Give the entries again, word for word.

-- Start of INFORMATION SHOWN --

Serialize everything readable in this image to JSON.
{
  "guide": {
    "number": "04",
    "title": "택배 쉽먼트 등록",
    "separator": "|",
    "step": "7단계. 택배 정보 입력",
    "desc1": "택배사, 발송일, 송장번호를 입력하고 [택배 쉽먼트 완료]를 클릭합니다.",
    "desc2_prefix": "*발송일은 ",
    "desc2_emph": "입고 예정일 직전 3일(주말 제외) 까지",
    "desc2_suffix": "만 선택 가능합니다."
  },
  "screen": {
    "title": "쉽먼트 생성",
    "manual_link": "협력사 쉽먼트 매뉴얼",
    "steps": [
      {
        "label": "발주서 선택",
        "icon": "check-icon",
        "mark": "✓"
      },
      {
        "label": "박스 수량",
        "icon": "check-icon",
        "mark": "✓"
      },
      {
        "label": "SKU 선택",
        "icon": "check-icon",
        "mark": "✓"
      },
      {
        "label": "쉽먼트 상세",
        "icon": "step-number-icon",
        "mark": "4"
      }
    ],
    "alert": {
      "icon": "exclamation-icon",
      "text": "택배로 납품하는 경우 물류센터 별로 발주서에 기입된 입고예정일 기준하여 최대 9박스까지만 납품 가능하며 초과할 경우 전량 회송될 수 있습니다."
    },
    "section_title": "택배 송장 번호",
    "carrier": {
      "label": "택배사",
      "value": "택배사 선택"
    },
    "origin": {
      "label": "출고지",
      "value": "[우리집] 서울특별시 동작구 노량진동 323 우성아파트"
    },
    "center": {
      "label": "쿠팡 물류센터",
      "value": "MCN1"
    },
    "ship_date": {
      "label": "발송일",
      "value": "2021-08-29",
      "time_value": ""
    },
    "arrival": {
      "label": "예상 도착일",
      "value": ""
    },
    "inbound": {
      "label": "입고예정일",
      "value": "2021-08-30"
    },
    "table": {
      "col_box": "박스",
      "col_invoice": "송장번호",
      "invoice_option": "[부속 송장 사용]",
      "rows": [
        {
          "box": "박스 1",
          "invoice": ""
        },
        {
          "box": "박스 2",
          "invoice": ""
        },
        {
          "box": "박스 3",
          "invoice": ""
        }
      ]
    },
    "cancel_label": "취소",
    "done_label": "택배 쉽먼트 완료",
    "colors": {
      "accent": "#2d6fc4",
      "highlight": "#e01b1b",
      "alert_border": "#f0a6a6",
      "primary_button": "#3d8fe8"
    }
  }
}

-- End of INFORMATION SHOWN --

TASK OUTPUT:
Serialize everything readable in this image to JSON.
{
  "guide": {
    "number": "04",
    "title": "택배 쉽먼트 등록",
    "separator": "|",
    "step": "7단계. 택배 정보 입력",
    "desc1": "택배사, 발송일, 송장번호를 입력하고 [택배 쉽먼트 완료]를 클릭합니다.",
    "desc2_prefix": "*발송일은 ",
    "desc2_emph": "입고 예정일 직전 3일(주말 제외) 까지",
    "desc2_suffix": "만 선택 가능합니다."
  },
  "screen": {
    "title": "쉽먼트 생성",
    "manual_link": "협력사 쉽먼트 매뉴얼",
    "steps": [
      {
        "label": "발주서 선택",
        "icon": "check-icon",
        "mark": "✓"
      },
      {
        "label": "박스 수량",
        "icon": "check-icon",
        "mark": "✓"
      },
      {
        "label": "SKU 선택",
        "icon": "check-icon",
        "mark": "✓"
      },
      {
        "label": "쉽먼트 상세",
        "icon": "step-number-icon",
        "mark": "4"
      }
    ],
    "alert": {
      "icon": "exclamation-icon",
      "text": "택배로 납품하는 경우 물류센터 별로 발주서에 기입된 입고예정일 기준하여 최대 9박스까지만 납품 가능하며 초과할 경우 전량 회송될 수 있습니다."
    },
    "section_title": "택배 송장 번호",
    "carrier": {
      "label": "택배사",
      "value": "택배사 선택"
    },
    "origin": {
      "label": "출고지",
      "value": "[우리집] 서울특별시 동작구 노량진동 323 우성아파트"
    },
    "center": {
      "label": "쿠팡 물류센터",
      "value": "MCN1"
    },
    "ship_date": {
      "label": "발송일",
      "value": "2021-08-29",
      "time_value": ""
    },
    "arrival": {
      "label": "예상 도착일",
      "value": ""
    },
    "inbound": {
      "label": "입고예정일",
      "value": "2021-08-30"
    },
    "table": {
      "col_box": "박스",
      "col_invoice": "송장번호",
      "invoice_option": "[부속 송장 사용]",
      "rows": [
        {
          "box": "박스 1",
          "invoice": ""
        },
        {
          "box": "박스 2",
          "invoice": ""
        },
        {
          "box": "박스 3",
          "invoice": ""
        }
      ]
    },
    "cancel_label": "취소",
    "done_label": "택배 쉽먼트 완료",
    "colors": {
      "accent": "#2d6fc4",
      "highlight": "#e01b1b",
      "alert_border": "#f0a6a6",
      "primary_button": "#3d8fe8"
    }
  }
}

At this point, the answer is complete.